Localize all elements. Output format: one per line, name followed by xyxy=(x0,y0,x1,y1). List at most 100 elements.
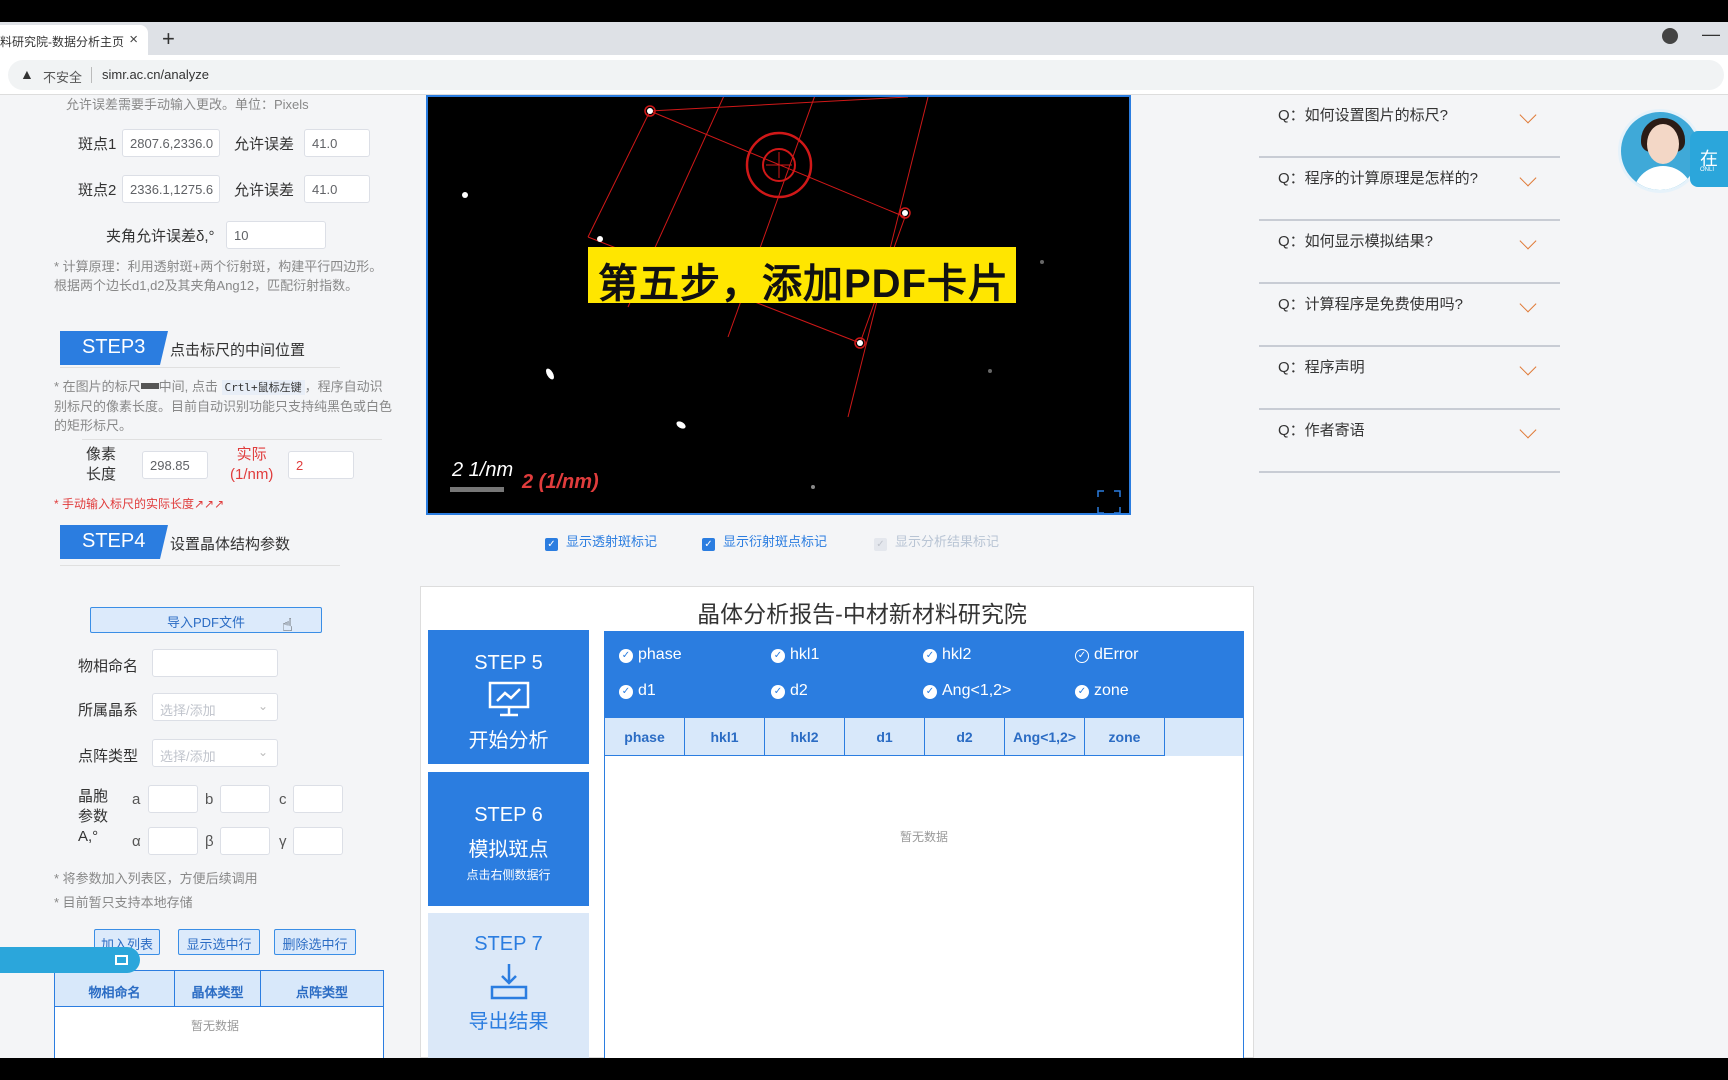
spot xyxy=(902,210,908,216)
chevron-down-icon[interactable] xyxy=(1519,106,1537,124)
phase-name-input[interactable] xyxy=(152,649,278,677)
column-header[interactable]: hkl1 xyxy=(685,718,765,756)
profile-icon[interactable] xyxy=(1662,28,1678,44)
tolerance-note: 允许误差需要手动输入更改。单位：Pixels xyxy=(66,97,309,112)
cell-b-input[interactable] xyxy=(220,785,270,813)
online-service-widget[interactable]: 在 ONLI xyxy=(1618,109,1728,193)
cell-a-label: a xyxy=(132,791,141,808)
faq-question: Q：如何设置图片的标尺? xyxy=(1278,107,1449,124)
scale-label-red: 2 (1/nm) xyxy=(522,471,599,493)
crystal-system-placeholder: 选择/添加 xyxy=(160,703,216,718)
check-circle-icon: ✓ xyxy=(619,649,633,663)
delete-selected-button[interactable]: 删除选中行 xyxy=(274,929,356,955)
checkbox-unchecked-icon[interactable]: ✓ xyxy=(874,538,887,551)
chevron-down-icon[interactable] xyxy=(1519,232,1537,250)
crystal-system-select[interactable]: 选择/添加 ⌄ xyxy=(152,693,278,721)
insecure-label[interactable]: 不安全 xyxy=(43,67,82,86)
omnibox[interactable]: ▲ 不安全 simr.ac.cn/analyze xyxy=(8,60,1724,90)
checkbox-checked-icon[interactable]: ✓ xyxy=(545,538,558,551)
faq-item[interactable]: Q：计算程序是免费使用吗? xyxy=(1259,284,1560,347)
spot xyxy=(988,369,992,373)
report-title: 晶体分析报告-中材新材料研究院 xyxy=(697,601,1027,627)
spot2-tolerance-input[interactable]: 41.0 xyxy=(304,175,370,203)
cell-a-input[interactable] xyxy=(148,785,198,813)
floating-widget[interactable] xyxy=(0,947,140,973)
warning-icon[interactable]: ▲ xyxy=(20,66,34,82)
divider xyxy=(60,565,340,566)
faq-item[interactable]: Q：程序声明 xyxy=(1259,347,1560,410)
step5-label: STEP 5 xyxy=(474,652,543,674)
browser-tab[interactable]: 料研究院-数据分析主页 × xyxy=(0,25,148,55)
spot2-label: 斑点2 xyxy=(78,182,117,199)
shortcut-kbd: Crtl+鼠标左键 xyxy=(221,380,305,395)
empty-text: 暂无数据 xyxy=(900,830,949,844)
column-header[interactable]: 点阵类型 xyxy=(261,971,383,1006)
column-header[interactable]: d2 xyxy=(925,718,1005,756)
phase-table: 物相命名 晶体类型 点阵类型 暂无数据 xyxy=(54,970,384,1058)
step3-note-b: 中间, 点击 xyxy=(158,379,218,394)
spot1-input[interactable]: 2807.6,2336.0 xyxy=(122,129,220,157)
spot xyxy=(811,485,815,489)
step6-simulate-button[interactable]: STEP 6 模拟斑点 点击右侧数据行 xyxy=(428,772,589,906)
column-header[interactable]: Ang<1,2> xyxy=(1005,718,1085,756)
faq-item[interactable]: Q：如何显示模拟结果? xyxy=(1259,221,1560,284)
close-tab-icon[interactable]: × xyxy=(129,31,138,48)
column-toggle[interactable]: ✓ zone xyxy=(1075,682,1129,700)
online-service-tab[interactable]: 在 ONLI xyxy=(1690,131,1728,187)
angle-tolerance-input[interactable]: 10 xyxy=(226,221,326,249)
checkbox-checked-icon[interactable]: ✓ xyxy=(702,538,715,551)
column-header[interactable]: d1 xyxy=(845,718,925,756)
check-circle-icon: ✓ xyxy=(771,685,785,699)
column-header[interactable]: 物相命名 xyxy=(55,971,175,1006)
spot2-input[interactable]: 2336.1,1275.6 xyxy=(122,175,220,203)
pixel-length-input[interactable]: 298.85 xyxy=(142,451,208,479)
step7-title: 导出结果 xyxy=(468,1011,549,1033)
spot1-tolerance-input[interactable]: 41.0 xyxy=(304,129,370,157)
cell-alpha-input[interactable] xyxy=(148,827,198,855)
faq-question: Q：作者寄语 xyxy=(1278,422,1365,439)
check-circle-icon: ✓ xyxy=(619,685,633,699)
column-header[interactable]: zone xyxy=(1085,718,1165,756)
column-toggle[interactable]: ✓ hkl1 xyxy=(771,646,819,664)
faq-item[interactable]: Q：程序的计算原理是怎样的? xyxy=(1259,158,1560,221)
step5-start-analysis-button[interactable]: STEP 5 开始分析 xyxy=(428,630,589,764)
pixel-length-label-line1: 像素 xyxy=(86,446,117,463)
show-selected-button[interactable]: 显示选中行 xyxy=(178,929,260,955)
column-header[interactable]: 晶体类型 xyxy=(175,971,261,1006)
spot1-tolerance-label: 允许误差 xyxy=(234,136,295,153)
chevron-down-icon[interactable] xyxy=(1519,169,1537,187)
cell-beta-input[interactable] xyxy=(220,827,270,855)
lattice-type-select[interactable]: 选择/添加 ⌄ xyxy=(152,739,278,767)
actual-length-input[interactable]: 2 xyxy=(288,451,354,479)
step7-export-button[interactable]: STEP 7 导出结果 xyxy=(428,913,589,1058)
new-tab-button[interactable]: + xyxy=(162,26,175,52)
show-result-checkbox[interactable]: ✓ 显示分析结果标记 xyxy=(874,531,999,551)
overlay-caption: 第五步，添加PDF卡片 xyxy=(588,247,1016,306)
column-toggle[interactable]: ✓ d1 xyxy=(619,682,656,700)
chevron-down-icon[interactable] xyxy=(1519,421,1537,439)
column-header[interactable]: phase xyxy=(605,718,685,756)
cell-c-input[interactable] xyxy=(293,785,343,813)
column-toggle[interactable]: ✓ dError xyxy=(1075,646,1138,664)
chevron-down-icon[interactable] xyxy=(1519,295,1537,313)
column-header[interactable]: hkl2 xyxy=(765,718,845,756)
url-text[interactable]: simr.ac.cn/analyze xyxy=(102,67,209,82)
fullscreen-icon[interactable] xyxy=(1097,490,1121,513)
cursor-icon: ☝ xyxy=(282,615,293,635)
cell-gamma-input[interactable] xyxy=(293,827,343,855)
spot xyxy=(857,340,863,346)
cell-b-label: b xyxy=(205,791,214,808)
minimize-icon[interactable]: — xyxy=(1702,24,1720,45)
faq-item[interactable]: Q：如何设置图片的标尺? xyxy=(1259,95,1560,158)
column-toggle[interactable]: ✓ d2 xyxy=(771,682,808,700)
column-toggle[interactable]: ✓ Ang<1,2> xyxy=(923,682,1011,700)
show-diffraction-checkbox[interactable]: ✓ 显示衍射斑点标记 xyxy=(702,531,827,551)
column-toggle[interactable]: ✓ hkl2 xyxy=(923,646,971,664)
chevron-down-icon: ⌄ xyxy=(257,745,268,759)
show-transmission-checkbox[interactable]: ✓ 显示透射斑标记 xyxy=(545,531,657,551)
step7-label: STEP 7 xyxy=(474,933,543,955)
chevron-down-icon[interactable] xyxy=(1519,358,1537,376)
faq-item[interactable]: Q：作者寄语 xyxy=(1259,410,1560,473)
column-toggle[interactable]: ✓ phase xyxy=(619,646,682,664)
diffraction-image[interactable]: 第五步，添加PDF卡片 2 1/nm 2 (1/nm) xyxy=(426,95,1131,515)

What is being asked —
Please repeat everything from the line containing "spot xyxy=(902,210,908,216)" down to the line containing "crystal-system-select[interactable]: 选择/添加 ⌄", word for word, including both of those lines.

Output for this task —
spot xyxy=(902,210,908,216)
chevron-down-icon[interactable] xyxy=(1519,106,1537,124)
phase-name-input[interactable] xyxy=(152,649,278,677)
column-header[interactable]: hkl1 xyxy=(685,718,765,756)
profile-icon[interactable] xyxy=(1662,28,1678,44)
tolerance-note: 允许误差需要手动输入更改。单位：Pixels xyxy=(66,97,309,112)
cell-b-input[interactable] xyxy=(220,785,270,813)
online-service-widget[interactable]: 在 ONLI xyxy=(1618,109,1728,193)
cell-a-label: a xyxy=(132,791,141,808)
faq-question: Q：如何设置图片的标尺? xyxy=(1278,107,1449,124)
scale-label-red: 2 (1/nm) xyxy=(522,471,599,493)
crystal-system-placeholder: 选择/添加 xyxy=(160,703,216,718)
check-circle-icon: ✓ xyxy=(619,649,633,663)
delete-selected-button[interactable]: 删除选中行 xyxy=(274,929,356,955)
checkbox-unchecked-icon[interactable]: ✓ xyxy=(874,538,887,551)
chevron-down-icon[interactable] xyxy=(1519,232,1537,250)
crystal-system-select[interactable]: 选择/添加 ⌄ xyxy=(152,693,278,721)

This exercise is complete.